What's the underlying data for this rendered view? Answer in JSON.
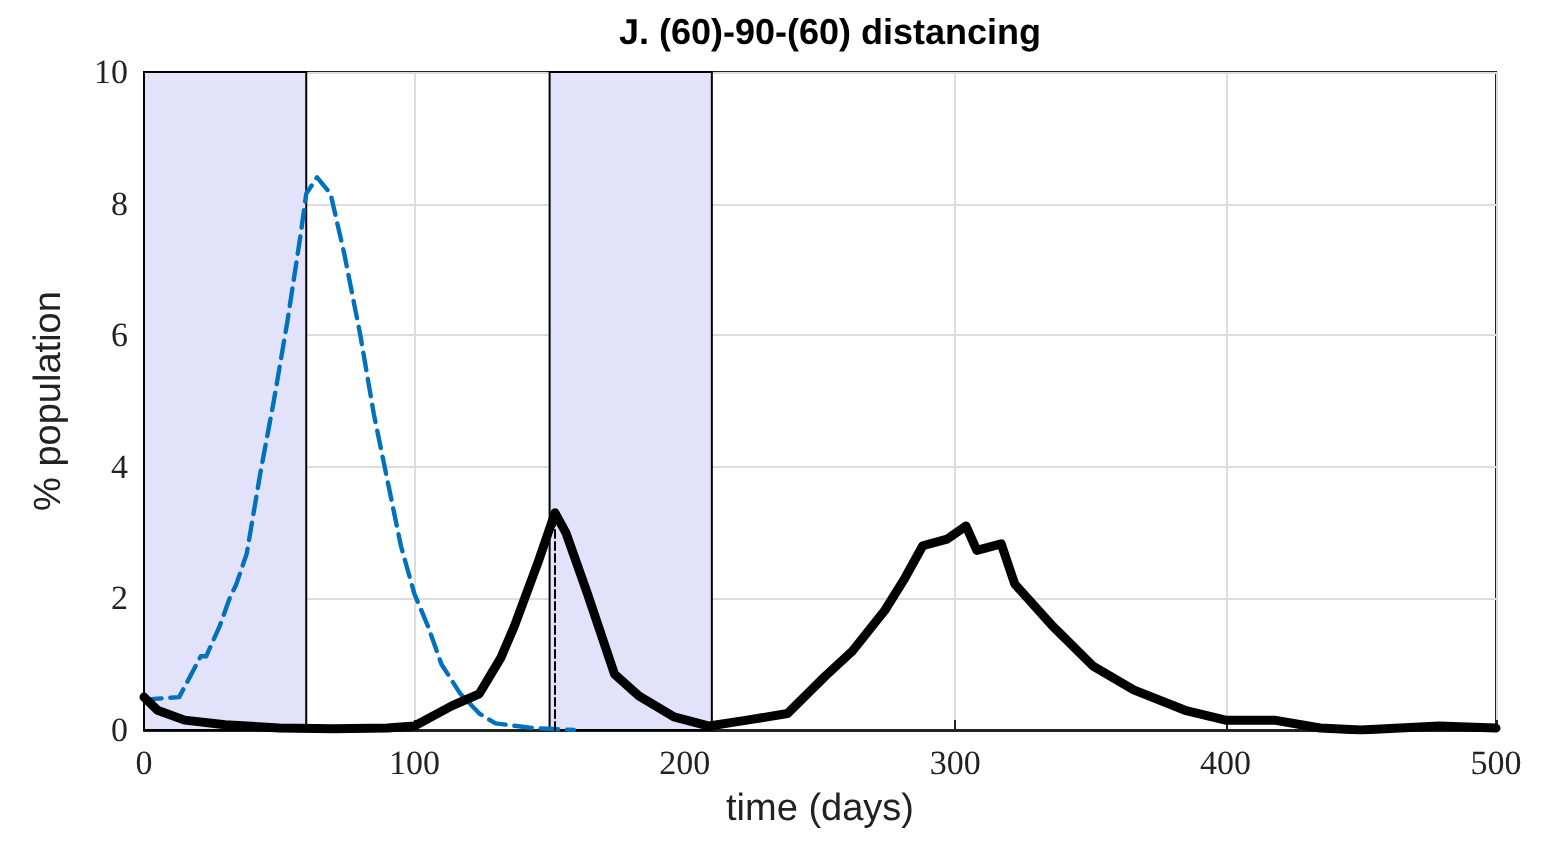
{
  "chart_data": {
    "type": "line",
    "title": "J. (60)-90-(60) distancing",
    "xlabel": "time (days)",
    "ylabel": "% population",
    "xlim": [
      0,
      500
    ],
    "xticks": [
      0,
      100,
      200,
      300,
      400,
      500
    ],
    "ylim": [
      0,
      10
    ],
    "yticks": [
      0,
      2,
      4,
      6,
      8,
      10
    ],
    "grid": true,
    "marker": "none",
    "bands": [
      {
        "axis": "x",
        "from": 0,
        "to": 60,
        "color": "#e2e2fb"
      },
      {
        "axis": "x",
        "from": 150,
        "to": 210,
        "color": "#e2e2fb"
      }
    ],
    "series": [
      {
        "color": "#0072bd",
        "line_style": "dashed",
        "x": [
          0,
          13,
          21,
          23,
          28,
          32,
          34,
          38,
          43,
          48,
          53,
          58,
          60,
          64,
          69,
          74,
          80,
          85,
          90,
          95,
          100,
          105,
          110,
          117,
          124,
          130,
          144,
          159
        ],
        "values": [
          0.46,
          0.5,
          1.12,
          1.12,
          1.58,
          2.04,
          2.2,
          2.68,
          3.9,
          5.0,
          6.2,
          7.55,
          8.15,
          8.4,
          8.15,
          7.25,
          6.0,
          4.8,
          3.8,
          2.8,
          2.07,
          1.58,
          1.0,
          0.55,
          0.25,
          0.1,
          0.03,
          0
        ]
      },
      {
        "color": "#000000",
        "line_style": "solid",
        "x": [
          0,
          5,
          15,
          30,
          50,
          70,
          90,
          100,
          114,
          124,
          132,
          137,
          146,
          152,
          156,
          164,
          174,
          183,
          196,
          209,
          223,
          238,
          252,
          262,
          274,
          281,
          288,
          297,
          304,
          308,
          317,
          322,
          336,
          351,
          366,
          385,
          400,
          418,
          435,
          450,
          479,
          500
        ],
        "values": [
          0.5,
          0.3,
          0.15,
          0.08,
          0.03,
          0.02,
          0.03,
          0.06,
          0.37,
          0.55,
          1.1,
          1.58,
          2.58,
          3.3,
          3.0,
          2.07,
          0.85,
          0.52,
          0.2,
          0.06,
          0.15,
          0.25,
          0.82,
          1.2,
          1.82,
          2.28,
          2.8,
          2.9,
          3.1,
          2.73,
          2.83,
          2.22,
          1.58,
          0.97,
          0.61,
          0.3,
          0.15,
          0.15,
          0.03,
          0,
          0.06,
          0.03
        ]
      },
      {
        "color": "#000000",
        "line_style": "dashed",
        "x": [
          152,
          152
        ],
        "values": [
          0,
          3.3
        ]
      }
    ]
  }
}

→ **THE PROBLEM**: Leaving aside the images, write out the entries above word for word.

→ **FINAL ANSWER**:
What's the underlying data for this rendered view? Answer in JSON.
{
  "chart_data": {
    "type": "line",
    "title": "J. (60)-90-(60) distancing",
    "xlabel": "time (days)",
    "ylabel": "% population",
    "xlim": [
      0,
      500
    ],
    "xticks": [
      0,
      100,
      200,
      300,
      400,
      500
    ],
    "ylim": [
      0,
      10
    ],
    "yticks": [
      0,
      2,
      4,
      6,
      8,
      10
    ],
    "grid": true,
    "marker": "none",
    "bands": [
      {
        "axis": "x",
        "from": 0,
        "to": 60,
        "color": "#e2e2fb"
      },
      {
        "axis": "x",
        "from": 150,
        "to": 210,
        "color": "#e2e2fb"
      }
    ],
    "series": [
      {
        "color": "#0072bd",
        "line_style": "dashed",
        "x": [
          0,
          13,
          21,
          23,
          28,
          32,
          34,
          38,
          43,
          48,
          53,
          58,
          60,
          64,
          69,
          74,
          80,
          85,
          90,
          95,
          100,
          105,
          110,
          117,
          124,
          130,
          144,
          159
        ],
        "values": [
          0.46,
          0.5,
          1.12,
          1.12,
          1.58,
          2.04,
          2.2,
          2.68,
          3.9,
          5.0,
          6.2,
          7.55,
          8.15,
          8.4,
          8.15,
          7.25,
          6.0,
          4.8,
          3.8,
          2.8,
          2.07,
          1.58,
          1.0,
          0.55,
          0.25,
          0.1,
          0.03,
          0
        ]
      },
      {
        "color": "#000000",
        "line_style": "solid",
        "x": [
          0,
          5,
          15,
          30,
          50,
          70,
          90,
          100,
          114,
          124,
          132,
          137,
          146,
          152,
          156,
          164,
          174,
          183,
          196,
          209,
          223,
          238,
          252,
          262,
          274,
          281,
          288,
          297,
          304,
          308,
          317,
          322,
          336,
          351,
          366,
          385,
          400,
          418,
          435,
          450,
          479,
          500
        ],
        "values": [
          0.5,
          0.3,
          0.15,
          0.08,
          0.03,
          0.02,
          0.03,
          0.06,
          0.37,
          0.55,
          1.1,
          1.58,
          2.58,
          3.3,
          3.0,
          2.07,
          0.85,
          0.52,
          0.2,
          0.06,
          0.15,
          0.25,
          0.82,
          1.2,
          1.82,
          2.28,
          2.8,
          2.9,
          3.1,
          2.73,
          2.83,
          2.22,
          1.58,
          0.97,
          0.61,
          0.3,
          0.15,
          0.15,
          0.03,
          0,
          0.06,
          0.03
        ]
      },
      {
        "color": "#000000",
        "line_style": "dashed",
        "x": [
          152,
          152
        ],
        "values": [
          0,
          3.3
        ]
      }
    ]
  }
}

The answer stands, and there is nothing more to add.